**EXERCISE DETAILS**
Set every record down verbatim and omit the pictures.

**ENTRIES SHOWN**
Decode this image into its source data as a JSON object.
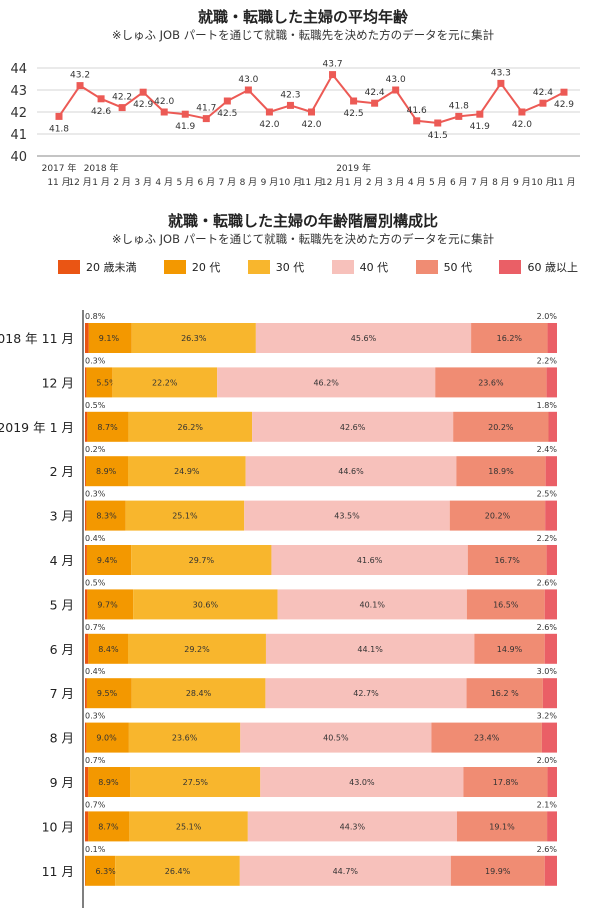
{
  "line_chart": {
    "title": "就職・転職した主婦の平均年齢",
    "subtitle": "※しゅふ JOB パートを通じて就職・転職先を決めた方のデータを元に集計",
    "year_labels": [
      "2017 年",
      "2018 年",
      "2019 年"
    ],
    "color": "#ec5a55"
  },
  "bar_chart": {
    "title": "就職・転職した主婦の年齢階層別構成比",
    "subtitle": "※しゅふ JOB パートを通じて就職・転職先を決めた方のデータを元に集計",
    "colors": [
      "#ea5514",
      "#f39800",
      "#f8b62d",
      "#f7c1bb",
      "#f08c73",
      "#ea5f66"
    ]
  },
  "chart_data": [
    {
      "type": "line",
      "title": "就職・転職した主婦の平均年齢",
      "categories": [
        "11 月",
        "12 月",
        "1 月",
        "2 月",
        "3 月",
        "4 月",
        "5 月",
        "6 月",
        "7 月",
        "8 月",
        "9 月",
        "10 月",
        "11 月",
        "12 月",
        "1 月",
        "2 月",
        "3 月",
        "4 月",
        "5 月",
        "6 月",
        "7 月",
        "8 月",
        "9 月",
        "10 月",
        "11 月"
      ],
      "values": [
        41.8,
        43.2,
        42.6,
        42.2,
        42.9,
        42.0,
        41.9,
        41.7,
        42.5,
        43.0,
        42.0,
        42.3,
        42.0,
        43.7,
        42.5,
        42.4,
        43.0,
        41.6,
        41.5,
        41.8,
        41.9,
        43.3,
        42.0,
        42.4,
        42.9
      ],
      "value_labels": [
        "41.8",
        "43.2",
        "42.6",
        "42.2",
        "42.9",
        "42.0",
        "41.9",
        "41.7",
        "42.5",
        "43.0",
        "42.0",
        "42.3",
        "42.0",
        "43.7",
        "42.5",
        "42.4",
        "43.0",
        "41.6",
        "41.5",
        "41.8",
        "41.9",
        "43.3",
        "42.0",
        "42.4",
        "42.9"
      ],
      "ylim": [
        40,
        44
      ],
      "yticks": [
        "40",
        "41",
        "42",
        "43",
        "44"
      ],
      "grid": true
    },
    {
      "type": "bar",
      "stacked": true,
      "orientation": "horizontal",
      "title": "就職・転職した主婦の年齢階層別構成比",
      "series_names": [
        "20 歳未満",
        "20 代",
        "30 代",
        "40 代",
        "50 代",
        "60 歳以上"
      ],
      "categories": [
        "2018 年 11 月",
        "12 月",
        "2019 年 1 月",
        "2 月",
        "3 月",
        "4 月",
        "5 月",
        "6 月",
        "7 月",
        "8 月",
        "9 月",
        "10 月",
        "11 月"
      ],
      "values": [
        [
          0.8,
          9.1,
          26.3,
          45.6,
          16.2,
          2.0
        ],
        [
          0.3,
          5.5,
          22.2,
          46.2,
          23.6,
          2.2
        ],
        [
          0.5,
          8.7,
          26.2,
          42.6,
          20.2,
          1.8
        ],
        [
          0.2,
          8.9,
          24.9,
          44.6,
          18.9,
          2.4
        ],
        [
          0.3,
          8.3,
          25.1,
          43.5,
          20.2,
          2.5
        ],
        [
          0.4,
          9.4,
          29.7,
          41.6,
          16.7,
          2.2
        ],
        [
          0.5,
          9.7,
          30.6,
          40.1,
          16.5,
          2.6
        ],
        [
          0.7,
          8.4,
          29.2,
          44.1,
          14.9,
          2.6
        ],
        [
          0.4,
          9.5,
          28.4,
          42.7,
          16.2,
          3.0
        ],
        [
          0.3,
          9.0,
          23.6,
          40.5,
          23.4,
          3.2
        ],
        [
          0.7,
          8.9,
          27.5,
          43.0,
          17.8,
          2.0
        ],
        [
          0.7,
          8.7,
          25.1,
          44.3,
          19.1,
          2.1
        ],
        [
          0.1,
          6.3,
          26.4,
          44.7,
          19.9,
          2.6
        ]
      ],
      "labels": [
        [
          "0.8%",
          "9.1%",
          "26.3%",
          "45.6%",
          "16.2%",
          "2.0%"
        ],
        [
          "0.3%",
          "5.5%",
          "22.2%",
          "46.2%",
          "23.6%",
          "2.2%"
        ],
        [
          "0.5%",
          "8.7%",
          "26.2%",
          "42.6%",
          "20.2%",
          "1.8%"
        ],
        [
          "0.2%",
          "8.9%",
          "24.9%",
          "44.6%",
          "18.9%",
          "2.4%"
        ],
        [
          "0.3%",
          "8.3%",
          "25.1%",
          "43.5%",
          "20.2%",
          "2.5%"
        ],
        [
          "0.4%",
          "9.4%",
          "29.7%",
          "41.6%",
          "16.7%",
          "2.2%"
        ],
        [
          "0.5%",
          "9.7%",
          "30.6%",
          "40.1%",
          "16.5%",
          "2.6%"
        ],
        [
          "0.7%",
          "8.4%",
          "29.2%",
          "44.1%",
          "14.9%",
          "2.6%"
        ],
        [
          "0.4%",
          "9.5%",
          "28.4%",
          "42.7%",
          "16.2 %",
          "3.0%"
        ],
        [
          "0.3%",
          "9.0%",
          "23.6%",
          "40.5%",
          "23.4%",
          "3.2%"
        ],
        [
          "0.7%",
          "8.9%",
          "27.5%",
          "43.0%",
          "17.8%",
          "2.0%"
        ],
        [
          "0.7%",
          "8.7%",
          "25.1%",
          "44.3%",
          "19.1%",
          "2.1%"
        ],
        [
          "0.1%",
          "6.3%",
          "26.4%",
          "44.7%",
          "19.9%",
          "2.6%"
        ]
      ],
      "legend_position": "top"
    }
  ]
}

**ANSWER TO THIS PROBLEM**
Decode this image into its source data as a JSON object.
{
  "line_chart": {
    "title": "就職・転職した主婦の平均年齢",
    "subtitle": "※しゅふ JOB パートを通じて就職・転職先を決めた方のデータを元に集計",
    "year_labels": [
      "2017 年",
      "2018 年",
      "2019 年"
    ],
    "color": "#ec5a55"
  },
  "bar_chart": {
    "title": "就職・転職した主婦の年齢階層別構成比",
    "subtitle": "※しゅふ JOB パートを通じて就職・転職先を決めた方のデータを元に集計",
    "colors": [
      "#ea5514",
      "#f39800",
      "#f8b62d",
      "#f7c1bb",
      "#f08c73",
      "#ea5f66"
    ]
  },
  "chart_data": [
    {
      "type": "line",
      "title": "就職・転職した主婦の平均年齢",
      "categories": [
        "11 月",
        "12 月",
        "1 月",
        "2 月",
        "3 月",
        "4 月",
        "5 月",
        "6 月",
        "7 月",
        "8 月",
        "9 月",
        "10 月",
        "11 月",
        "12 月",
        "1 月",
        "2 月",
        "3 月",
        "4 月",
        "5 月",
        "6 月",
        "7 月",
        "8 月",
        "9 月",
        "10 月",
        "11 月"
      ],
      "values": [
        41.8,
        43.2,
        42.6,
        42.2,
        42.9,
        42.0,
        41.9,
        41.7,
        42.5,
        43.0,
        42.0,
        42.3,
        42.0,
        43.7,
        42.5,
        42.4,
        43.0,
        41.6,
        41.5,
        41.8,
        41.9,
        43.3,
        42.0,
        42.4,
        42.9
      ],
      "value_labels": [
        "41.8",
        "43.2",
        "42.6",
        "42.2",
        "42.9",
        "42.0",
        "41.9",
        "41.7",
        "42.5",
        "43.0",
        "42.0",
        "42.3",
        "42.0",
        "43.7",
        "42.5",
        "42.4",
        "43.0",
        "41.6",
        "41.5",
        "41.8",
        "41.9",
        "43.3",
        "42.0",
        "42.4",
        "42.9"
      ],
      "ylim": [
        40,
        44
      ],
      "yticks": [
        "40",
        "41",
        "42",
        "43",
        "44"
      ],
      "grid": true
    },
    {
      "type": "bar",
      "stacked": true,
      "orientation": "horizontal",
      "title": "就職・転職した主婦の年齢階層別構成比",
      "series_names": [
        "20 歳未満",
        "20 代",
        "30 代",
        "40 代",
        "50 代",
        "60 歳以上"
      ],
      "categories": [
        "2018 年 11 月",
        "12 月",
        "2019 年 1 月",
        "2 月",
        "3 月",
        "4 月",
        "5 月",
        "6 月",
        "7 月",
        "8 月",
        "9 月",
        "10 月",
        "11 月"
      ],
      "values": [
        [
          0.8,
          9.1,
          26.3,
          45.6,
          16.2,
          2.0
        ],
        [
          0.3,
          5.5,
          22.2,
          46.2,
          23.6,
          2.2
        ],
        [
          0.5,
          8.7,
          26.2,
          42.6,
          20.2,
          1.8
        ],
        [
          0.2,
          8.9,
          24.9,
          44.6,
          18.9,
          2.4
        ],
        [
          0.3,
          8.3,
          25.1,
          43.5,
          20.2,
          2.5
        ],
        [
          0.4,
          9.4,
          29.7,
          41.6,
          16.7,
          2.2
        ],
        [
          0.5,
          9.7,
          30.6,
          40.1,
          16.5,
          2.6
        ],
        [
          0.7,
          8.4,
          29.2,
          44.1,
          14.9,
          2.6
        ],
        [
          0.4,
          9.5,
          28.4,
          42.7,
          16.2,
          3.0
        ],
        [
          0.3,
          9.0,
          23.6,
          40.5,
          23.4,
          3.2
        ],
        [
          0.7,
          8.9,
          27.5,
          43.0,
          17.8,
          2.0
        ],
        [
          0.7,
          8.7,
          25.1,
          44.3,
          19.1,
          2.1
        ],
        [
          0.1,
          6.3,
          26.4,
          44.7,
          19.9,
          2.6
        ]
      ],
      "labels": [
        [
          "0.8%",
          "9.1%",
          "26.3%",
          "45.6%",
          "16.2%",
          "2.0%"
        ],
        [
          "0.3%",
          "5.5%",
          "22.2%",
          "46.2%",
          "23.6%",
          "2.2%"
        ],
        [
          "0.5%",
          "8.7%",
          "26.2%",
          "42.6%",
          "20.2%",
          "1.8%"
        ],
        [
          "0.2%",
          "8.9%",
          "24.9%",
          "44.6%",
          "18.9%",
          "2.4%"
        ],
        [
          "0.3%",
          "8.3%",
          "25.1%",
          "43.5%",
          "20.2%",
          "2.5%"
        ],
        [
          "0.4%",
          "9.4%",
          "29.7%",
          "41.6%",
          "16.7%",
          "2.2%"
        ],
        [
          "0.5%",
          "9.7%",
          "30.6%",
          "40.1%",
          "16.5%",
          "2.6%"
        ],
        [
          "0.7%",
          "8.4%",
          "29.2%",
          "44.1%",
          "14.9%",
          "2.6%"
        ],
        [
          "0.4%",
          "9.5%",
          "28.4%",
          "42.7%",
          "16.2 %",
          "3.0%"
        ],
        [
          "0.3%",
          "9.0%",
          "23.6%",
          "40.5%",
          "23.4%",
          "3.2%"
        ],
        [
          "0.7%",
          "8.9%",
          "27.5%",
          "43.0%",
          "17.8%",
          "2.0%"
        ],
        [
          "0.7%",
          "8.7%",
          "25.1%",
          "44.3%",
          "19.1%",
          "2.1%"
        ],
        [
          "0.1%",
          "6.3%",
          "26.4%",
          "44.7%",
          "19.9%",
          "2.6%"
        ]
      ],
      "legend_position": "top"
    }
  ]
}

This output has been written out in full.